Data items
============================================================
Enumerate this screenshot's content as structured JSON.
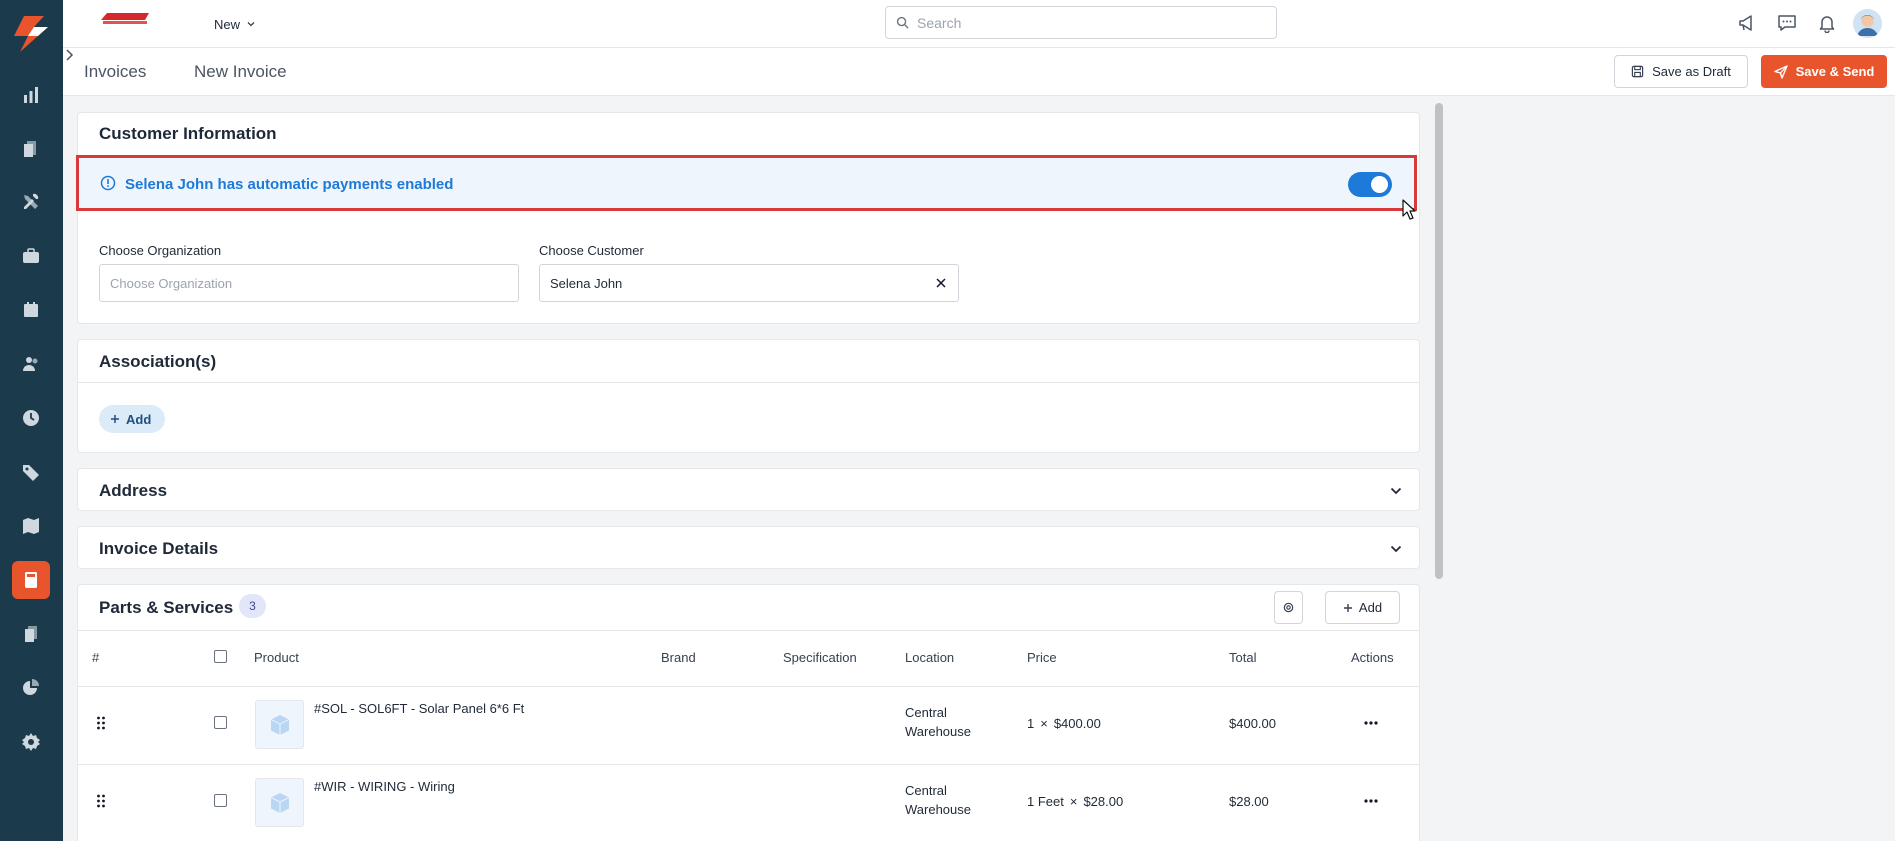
{
  "topbar": {
    "new_menu_label": "New",
    "search_placeholder": "Search"
  },
  "breadcrumb": {
    "parent": "Invoices",
    "current": "New Invoice"
  },
  "actions": {
    "save_draft": "Save as Draft",
    "save_send": "Save & Send"
  },
  "customer_info": {
    "title": "Customer Information",
    "alert_text": "Selena John has automatic payments enabled",
    "auto_payments_enabled": true,
    "organization_label": "Choose Organization",
    "organization_placeholder": "Choose Organization",
    "organization_value": "",
    "customer_label": "Choose Customer",
    "customer_value": "Selena John"
  },
  "associations": {
    "title": "Association(s)",
    "add_label": "Add"
  },
  "address": {
    "title": "Address"
  },
  "invoice_details": {
    "title": "Invoice Details"
  },
  "parts": {
    "title": "Parts & Services",
    "count": "3",
    "add_label": "Add",
    "columns": {
      "index": "#",
      "product": "Product",
      "brand": "Brand",
      "specification": "Specification",
      "location": "Location",
      "price": "Price",
      "total": "Total",
      "actions": "Actions"
    },
    "rows": [
      {
        "product": "#SOL - SOL6FT - Solar Panel 6*6 Ft",
        "location_line1": "Central",
        "location_line2": "Warehouse",
        "qty": "1",
        "times": "×",
        "unit_price": "$400.00",
        "total": "$400.00"
      },
      {
        "product": "#WIR - WIRING - Wiring",
        "location_line1": "Central",
        "location_line2": "Warehouse",
        "qty": "1 Feet",
        "times": "×",
        "unit_price": "$28.00",
        "total": "$28.00"
      }
    ]
  },
  "colors": {
    "sidebar": "#1b3a4b",
    "accent": "#e8542b",
    "info_blue": "#1d7ad8",
    "highlight_border": "#d83a3a"
  },
  "sidebar_icons": [
    "reports-icon",
    "documents-icon",
    "tools-icon",
    "briefcase-icon",
    "calendar-icon",
    "users-icon",
    "clock-icon",
    "tag-icon",
    "map-icon",
    "calculator-icon",
    "files-icon",
    "pie-chart-icon",
    "settings-icon"
  ]
}
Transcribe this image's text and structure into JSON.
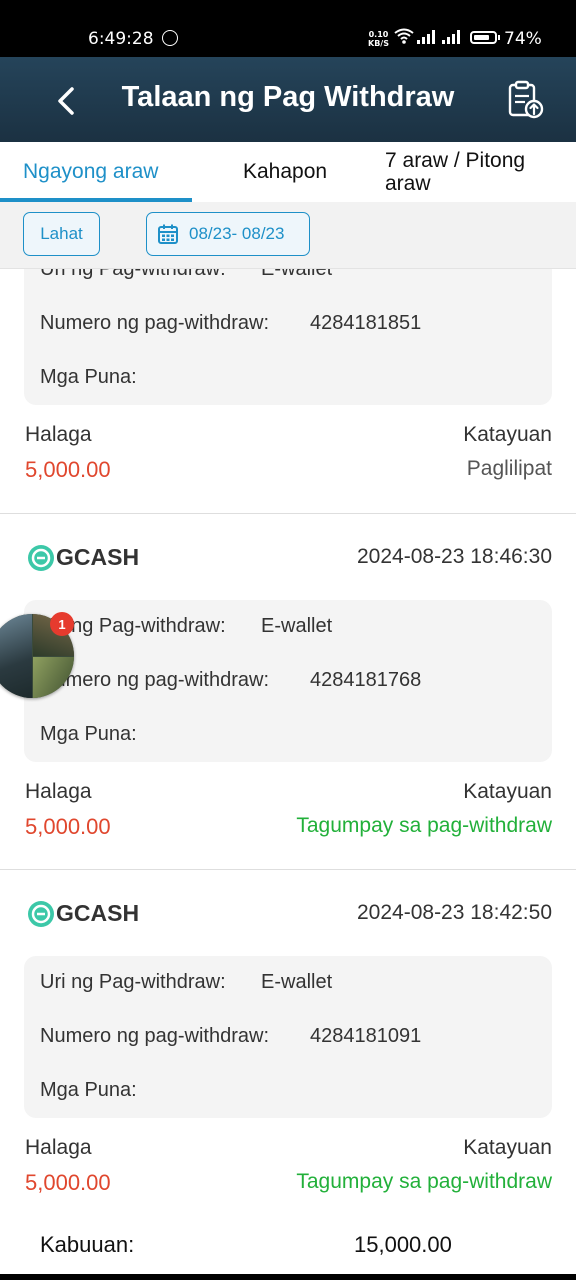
{
  "status_bar": {
    "time": "6:49:28",
    "net_speed_value": "0.10",
    "net_speed_unit": "KB/S",
    "battery": "74%"
  },
  "header": {
    "title": "Talaan ng Pag Withdraw"
  },
  "tabs": [
    {
      "label": "Ngayong araw",
      "active": true
    },
    {
      "label": "Kahapon",
      "active": false
    },
    {
      "label": "7 araw / Pitong araw",
      "active": false
    }
  ],
  "filters": {
    "all_label": "Lahat",
    "date_range": "08/23- 08/23"
  },
  "labels": {
    "type": "Uri ng Pag-withdraw",
    "number": "Numero ng pag-withdraw",
    "remarks": "Mga Puna",
    "amount": "Halaga",
    "status": "Katayuan",
    "colon": ":"
  },
  "records": [
    {
      "brand": "",
      "datetime": "",
      "type": "E-wallet",
      "number": "4284181851",
      "remarks": "",
      "amount": "5,000.00",
      "status": "Paglilipat",
      "status_color": "#555555"
    },
    {
      "brand": "GCASH",
      "datetime": "2024-08-23 18:46:30",
      "type": "E-wallet",
      "number": "4284181768",
      "remarks": "",
      "amount": "5,000.00",
      "status": "Tagumpay sa pag-withdraw",
      "status_color": "#22b03a"
    },
    {
      "brand": "GCASH",
      "datetime": "2024-08-23 18:42:50",
      "type": "E-wallet",
      "number": "4284181091",
      "remarks": "",
      "amount": "5,000.00",
      "status": "Tagumpay sa pag-withdraw",
      "status_color": "#22b03a"
    }
  ],
  "total": {
    "label": "Kabuuan:",
    "value": "15,000.00"
  },
  "floating_chat": {
    "badge_count": "1"
  },
  "colors": {
    "accent": "#1e90c8",
    "amount": "#e0472e",
    "success": "#22b03a",
    "header": "#1f3a4d"
  }
}
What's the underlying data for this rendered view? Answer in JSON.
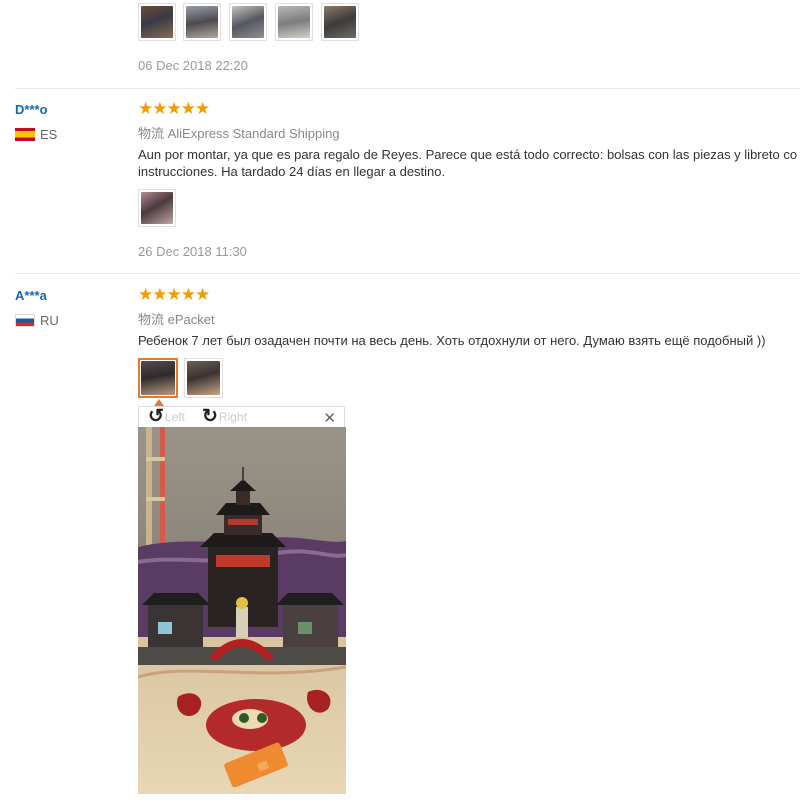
{
  "review_top": {
    "photo_count": 5,
    "date": "06 Dec 2018 22:20"
  },
  "review_es": {
    "user": "D***o",
    "country": "ES",
    "rating": 5,
    "stars": "★★★★★",
    "shipping": "物流 AliExpress Standard Shipping",
    "text_line1": "Aun por montar, ya que es para regalo de Reyes. Parece que está todo correcto: bolsas con las piezas y libreto co",
    "text_line2": "instrucciones. Ha tardado 24 días en llegar a destino.",
    "date": "26 Dec 2018 11:30"
  },
  "review_ru": {
    "user": "A***a",
    "country": "RU",
    "rating": 5,
    "stars": "★★★★★",
    "shipping": "物流 ePacket",
    "text": "Ребенок 7 лет был озадачен почти на весь день. Хоть отдохнули от него. Думаю взять ещё подобный ))"
  },
  "viewer": {
    "rotate_left_label": "Left",
    "rotate_right_label": "Right",
    "rotate_left_icon": "rotate-left-icon",
    "rotate_right_icon": "rotate-right-icon",
    "close_icon": "close-icon"
  },
  "colors": {
    "username": "#1469b8",
    "star": "#f39c00",
    "active_thumb_border": "#e8782d"
  }
}
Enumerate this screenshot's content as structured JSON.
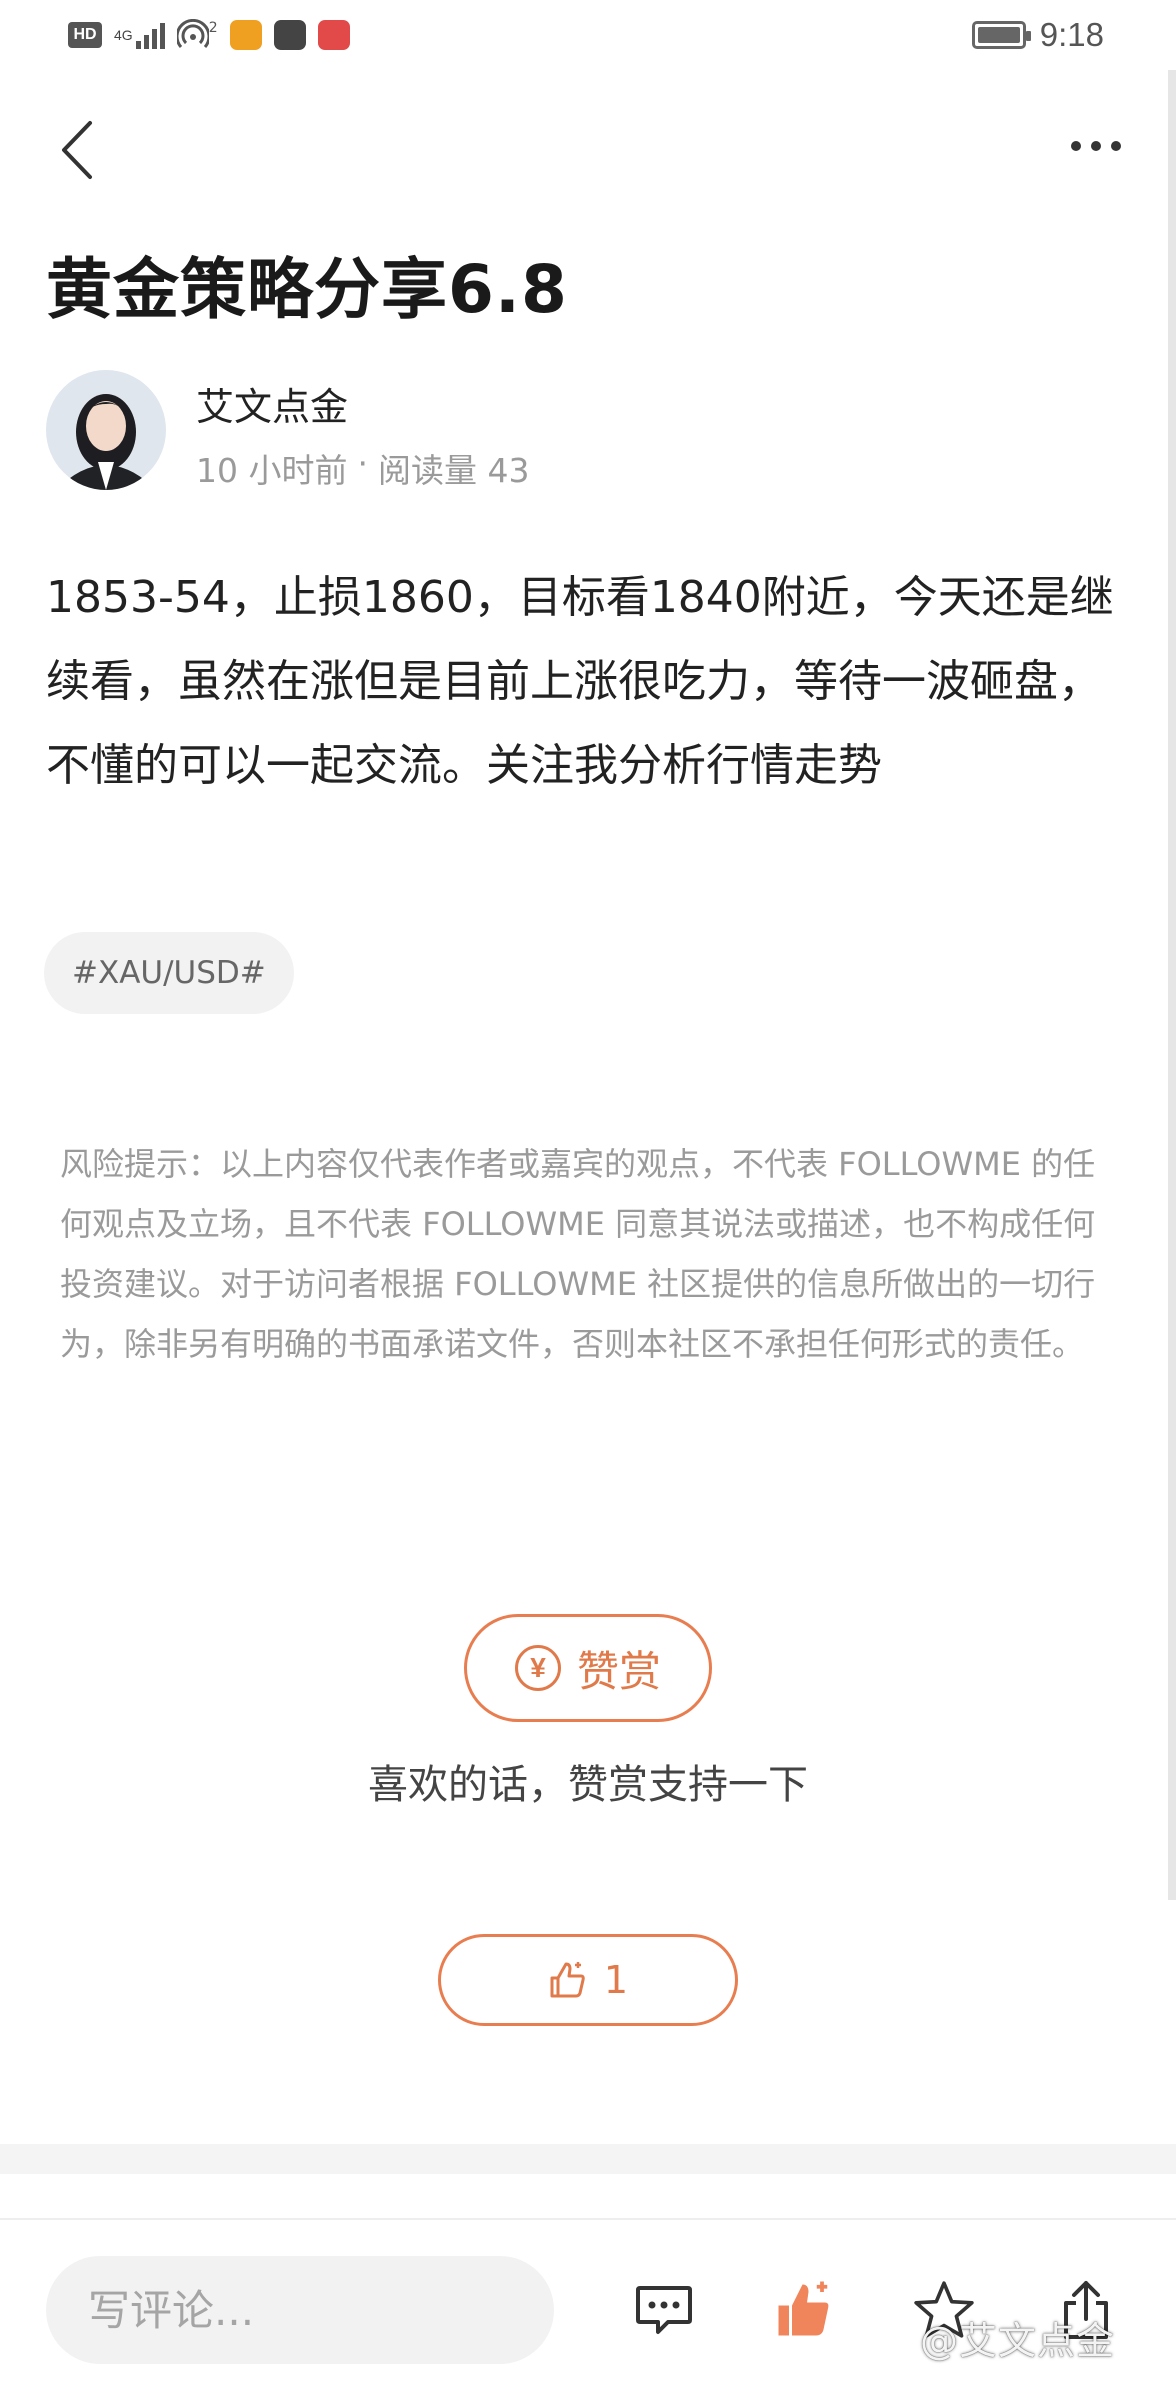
{
  "status_bar": {
    "left_labels": [
      "HD",
      "4G"
    ],
    "wifi_sup": "2",
    "time": "9:18"
  },
  "header": {
    "back_icon": "chevron-left-icon",
    "more_icon": "more-horizontal-icon"
  },
  "article": {
    "title": "黄金策略分享6.8",
    "author": {
      "name": "艾文点金",
      "time_ago": "10 小时前",
      "separator": "·",
      "reads": "阅读量 43"
    },
    "content": "1853-54，止损1860，目标看1840附近，今天还是继续看，虽然在涨但是目前上涨很吃力，等待一波砸盘，不懂的可以一起交流。关注我分析行情走势",
    "tag": "#XAU/USD#",
    "disclaimer": "风险提示：以上内容仅代表作者或嘉宾的观点，不代表 FOLLOWME 的任何观点及立场，且不代表 FOLLOWME 同意其说法或描述，也不构成任何投资建议。对于访问者根据 FOLLOWME 社区提供的信息所做出的一切行为，除非另有明确的书面承诺文件，否则本社区不承担任何形式的责任。"
  },
  "reward": {
    "button_label": "赞赏",
    "hint": "喜欢的话，赞赏支持一下"
  },
  "like": {
    "count": "1"
  },
  "bottom_bar": {
    "comment_placeholder": "写评论..."
  },
  "watermark": "@艾文点金",
  "colors": {
    "accent": "#e87d4f",
    "text": "#222222",
    "muted": "#9a9a9a",
    "chip_bg": "#f2f2f2"
  }
}
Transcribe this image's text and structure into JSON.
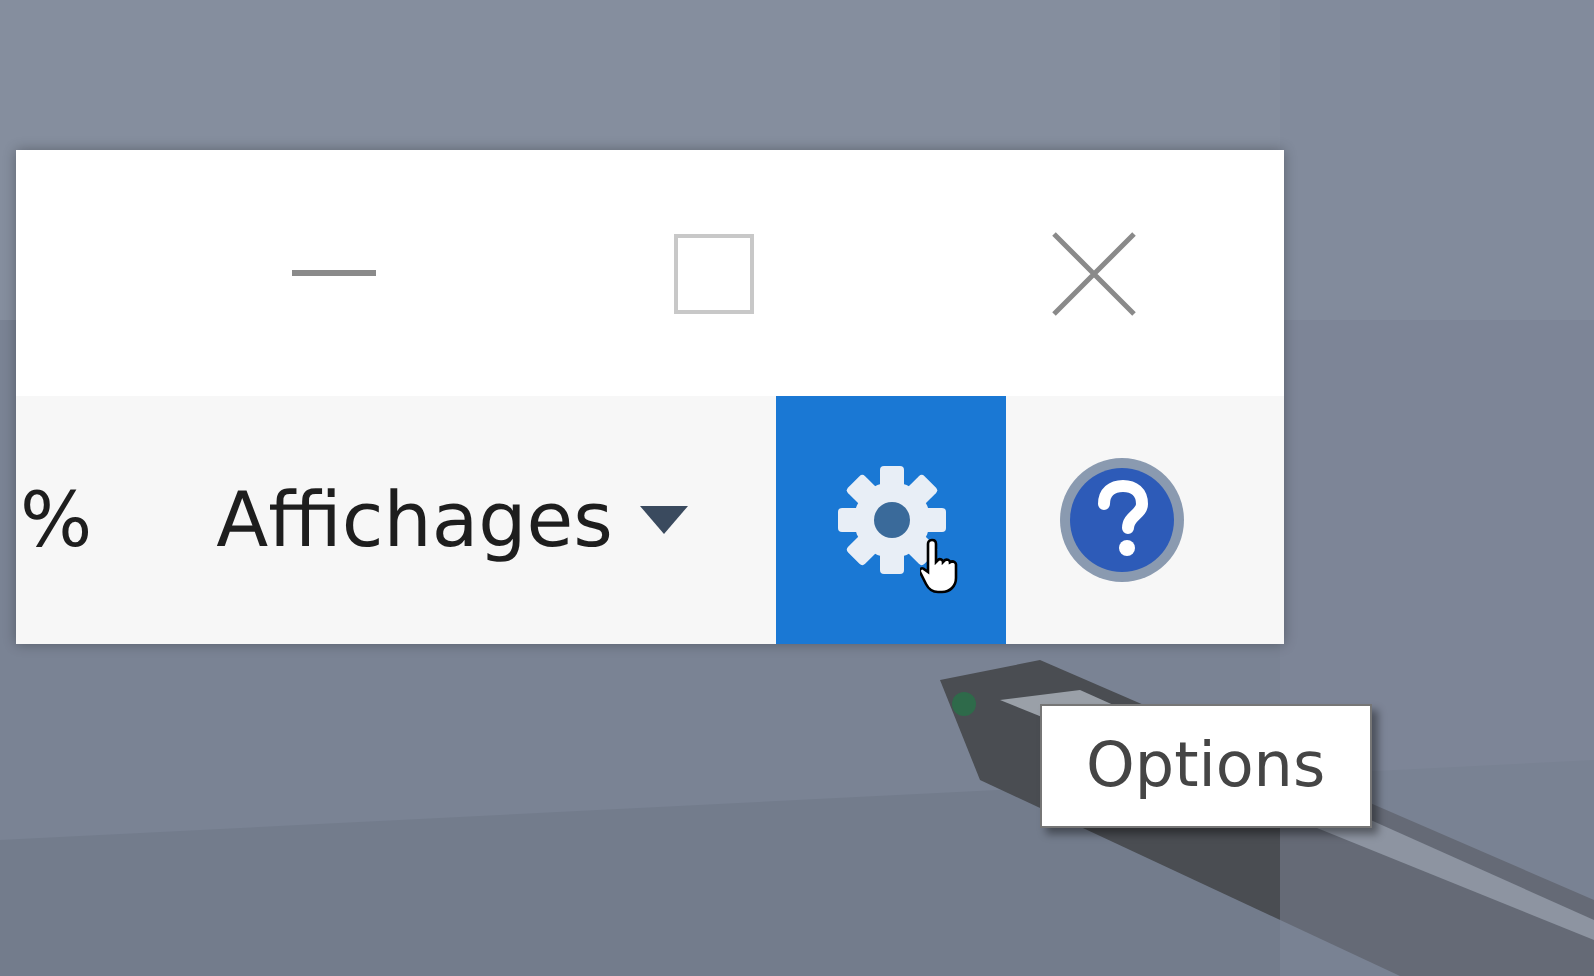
{
  "toolbar": {
    "zoom_fragment": "%",
    "view_menu": {
      "label": "Affichages"
    },
    "buttons": [
      {
        "kind": "settings",
        "hovered": true
      },
      {
        "kind": "help",
        "hovered": false
      }
    ]
  },
  "tooltip": {
    "text": "Options"
  }
}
============================================================
Task description
Report the number of lines above containing the word "product", with no other text.

Response to this task
3